Istruzioni:
[A] Rispondi a queste domande sull'estratto relativo all'appalto delle barriere:
(i) Quale ipotesi viene indicata come la più ragionevole?
(ii) A quale rischio concreto risulta esposto ogni operatore economico?
(iii) A che cosa si riferisce la frase conclusiva che comincia con "Questo per quanto riguarda"?
[B] Prosegui il testo sull'appalto delle barriere a partire dall'ultima frase riportata.

Estratto fornito:
Partendo dall’ipotesi più ragionevole, ossia quella di prevedere la fornitura e posa in opera di entrambe le tipologie di barriere, non può non evidenziarsi che gli operatori economici vengono, di fatto, comunque sollecitati a proporre offerta senza conoscere l’ingegnerizzazione di tutte le fasi lavorative proprie del progetto esecutivo e, quindi, ancor prima che siano stati validati e verificati, ai sensi di legge, gli elaborati del responsabile del Procedimento.

Tale circostanza (ossia quella di un’evidente e grave inderminatezza dell’oggetto dell’appalto) altera irrimediabilmente il confronto competitivo ed espone ogni operatore economico al rischio concreto di formulare un’offerta sulla base di presupposti, ipoteticamente, errati o comunque non verificabili in fase esecutiva.

Questo per quanto riguarda gli “elaborati progettuali”.

Righe di dati:
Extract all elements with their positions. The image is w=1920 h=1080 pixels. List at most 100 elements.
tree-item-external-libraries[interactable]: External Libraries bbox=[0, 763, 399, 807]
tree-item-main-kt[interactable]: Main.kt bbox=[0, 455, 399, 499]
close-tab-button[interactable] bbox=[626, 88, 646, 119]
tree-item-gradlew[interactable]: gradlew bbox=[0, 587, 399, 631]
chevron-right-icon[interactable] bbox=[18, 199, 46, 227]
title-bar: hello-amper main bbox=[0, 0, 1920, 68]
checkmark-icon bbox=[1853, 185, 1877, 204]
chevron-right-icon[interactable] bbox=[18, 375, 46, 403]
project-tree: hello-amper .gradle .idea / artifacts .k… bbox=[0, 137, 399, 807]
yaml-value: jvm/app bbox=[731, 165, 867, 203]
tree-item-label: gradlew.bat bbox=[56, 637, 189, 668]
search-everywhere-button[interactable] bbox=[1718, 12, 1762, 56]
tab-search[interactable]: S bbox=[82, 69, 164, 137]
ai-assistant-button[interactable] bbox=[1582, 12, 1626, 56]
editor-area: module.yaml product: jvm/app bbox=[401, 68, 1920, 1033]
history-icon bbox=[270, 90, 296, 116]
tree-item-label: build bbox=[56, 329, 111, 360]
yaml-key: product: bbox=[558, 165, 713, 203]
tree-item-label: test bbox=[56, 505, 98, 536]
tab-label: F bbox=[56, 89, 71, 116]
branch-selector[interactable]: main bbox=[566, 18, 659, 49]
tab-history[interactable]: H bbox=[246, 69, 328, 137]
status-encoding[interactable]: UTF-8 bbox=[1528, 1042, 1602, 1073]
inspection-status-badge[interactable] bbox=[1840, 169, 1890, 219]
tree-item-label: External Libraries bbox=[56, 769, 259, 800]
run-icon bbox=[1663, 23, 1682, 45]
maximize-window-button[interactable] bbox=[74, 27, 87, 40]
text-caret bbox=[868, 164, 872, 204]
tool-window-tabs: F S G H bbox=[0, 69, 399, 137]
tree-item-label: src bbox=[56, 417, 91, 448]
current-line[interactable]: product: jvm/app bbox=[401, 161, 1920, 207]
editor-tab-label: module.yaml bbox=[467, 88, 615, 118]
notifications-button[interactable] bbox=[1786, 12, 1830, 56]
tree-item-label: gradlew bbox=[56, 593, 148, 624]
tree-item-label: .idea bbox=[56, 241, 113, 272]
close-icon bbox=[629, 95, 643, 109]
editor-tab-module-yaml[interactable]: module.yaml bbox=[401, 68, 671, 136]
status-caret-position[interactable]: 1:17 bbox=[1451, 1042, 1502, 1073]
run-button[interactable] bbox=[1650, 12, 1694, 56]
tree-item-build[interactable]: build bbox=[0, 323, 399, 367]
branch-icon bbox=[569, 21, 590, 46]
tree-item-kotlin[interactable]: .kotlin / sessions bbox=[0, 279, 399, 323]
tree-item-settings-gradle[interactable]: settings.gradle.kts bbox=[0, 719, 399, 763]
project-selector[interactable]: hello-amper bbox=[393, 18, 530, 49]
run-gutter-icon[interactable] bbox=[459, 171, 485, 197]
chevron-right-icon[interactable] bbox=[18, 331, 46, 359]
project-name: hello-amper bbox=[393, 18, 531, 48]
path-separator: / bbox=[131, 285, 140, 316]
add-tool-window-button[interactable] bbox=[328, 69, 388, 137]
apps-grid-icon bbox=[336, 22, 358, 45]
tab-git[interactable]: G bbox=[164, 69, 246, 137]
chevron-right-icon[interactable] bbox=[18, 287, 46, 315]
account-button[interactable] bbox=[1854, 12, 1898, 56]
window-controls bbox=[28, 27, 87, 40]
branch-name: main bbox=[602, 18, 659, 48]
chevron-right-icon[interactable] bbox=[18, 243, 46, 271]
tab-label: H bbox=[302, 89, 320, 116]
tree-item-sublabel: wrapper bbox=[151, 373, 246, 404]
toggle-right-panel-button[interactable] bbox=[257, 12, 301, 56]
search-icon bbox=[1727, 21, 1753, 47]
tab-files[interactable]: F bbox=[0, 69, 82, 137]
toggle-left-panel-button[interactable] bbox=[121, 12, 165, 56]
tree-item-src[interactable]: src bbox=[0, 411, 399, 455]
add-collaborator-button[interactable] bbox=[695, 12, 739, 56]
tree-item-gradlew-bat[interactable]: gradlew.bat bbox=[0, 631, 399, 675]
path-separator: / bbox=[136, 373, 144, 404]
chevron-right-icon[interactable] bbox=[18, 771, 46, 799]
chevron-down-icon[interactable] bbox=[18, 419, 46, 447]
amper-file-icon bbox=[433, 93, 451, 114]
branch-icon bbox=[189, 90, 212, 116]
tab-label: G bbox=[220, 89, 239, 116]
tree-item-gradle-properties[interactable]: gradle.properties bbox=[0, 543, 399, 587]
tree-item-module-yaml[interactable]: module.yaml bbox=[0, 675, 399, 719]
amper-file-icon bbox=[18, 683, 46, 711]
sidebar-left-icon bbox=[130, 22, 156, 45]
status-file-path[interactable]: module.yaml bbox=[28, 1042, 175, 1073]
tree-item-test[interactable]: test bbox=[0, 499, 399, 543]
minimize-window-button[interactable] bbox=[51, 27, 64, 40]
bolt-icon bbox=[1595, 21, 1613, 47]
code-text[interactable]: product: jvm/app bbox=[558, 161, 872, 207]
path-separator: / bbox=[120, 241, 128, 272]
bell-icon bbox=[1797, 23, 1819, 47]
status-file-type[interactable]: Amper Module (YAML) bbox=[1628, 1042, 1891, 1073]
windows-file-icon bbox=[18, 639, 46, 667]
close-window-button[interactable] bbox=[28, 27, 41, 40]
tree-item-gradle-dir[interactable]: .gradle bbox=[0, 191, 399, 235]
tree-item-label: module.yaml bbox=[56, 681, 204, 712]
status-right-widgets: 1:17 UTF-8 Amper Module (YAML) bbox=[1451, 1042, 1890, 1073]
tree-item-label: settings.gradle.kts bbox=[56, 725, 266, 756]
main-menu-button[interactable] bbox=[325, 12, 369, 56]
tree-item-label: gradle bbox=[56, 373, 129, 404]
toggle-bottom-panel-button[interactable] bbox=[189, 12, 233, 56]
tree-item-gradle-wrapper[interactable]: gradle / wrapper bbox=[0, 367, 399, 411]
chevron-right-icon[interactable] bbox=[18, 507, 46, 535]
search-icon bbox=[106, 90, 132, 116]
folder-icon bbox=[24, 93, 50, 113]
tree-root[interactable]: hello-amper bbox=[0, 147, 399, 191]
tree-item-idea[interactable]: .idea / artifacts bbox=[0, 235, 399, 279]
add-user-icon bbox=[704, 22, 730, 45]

Risposte scritte:
[A]
(i) L'ipotesi più ragionevole è prevedere la fornitura e posa in opera di entrambe le tipologie di barriere.
(ii) Ogni operatore economico rischia di formulare un'offerta sulla base di presupposti, ipoteticamente, errati o comunque non verificabili in fase esecutiva.
(iii) Si riferisce agli "elaborati progettuali".

[B]
Esaminando, poi, il bando ed il disciplinare di gara – e senza voler affrontare il problema di come sarà mai possibile in questa paradossale situazione svolgere una seria e trasparente verifica di congruità delle offerte – si può rilevare ancora che, con riferimento al criterio B. Componente qualitativa, la Commissione giudicatrice procederà all’esame ed alla valutazione delle offerte tecniche:

  • attribuendo fino a 30 punti (ossia lo stesso peso riservato all’offerta economica…sic!) per la specifica esperienza, maturata negli ultimi 10 anni, dai Tecnici destinati ai lavori (elemento B.1). In pratica, le imprese concorrenti dovranno compilare un modulino ove indicare le risorse umane impiegate nell’esecuzione dei lavori ed allegare i relativi curricula vitae, nulla di più. Non è richiesto che i tecnici indicati siano stati alle dipendenze dell’impresa concorrente nel periodo preso a riferimento, non è indicato quale siano le fonti prova che dimostrino quanto indicato tanto nell’inutile modulo quanto nel relativo curriculum né, ancora, che tali dichiarazioni siano rese ai sensi degli artt. 46 e 47 del D.P.R. 445/2000. In pratica si potrebbe indicare di tutto e di più senza correre alcun rischio….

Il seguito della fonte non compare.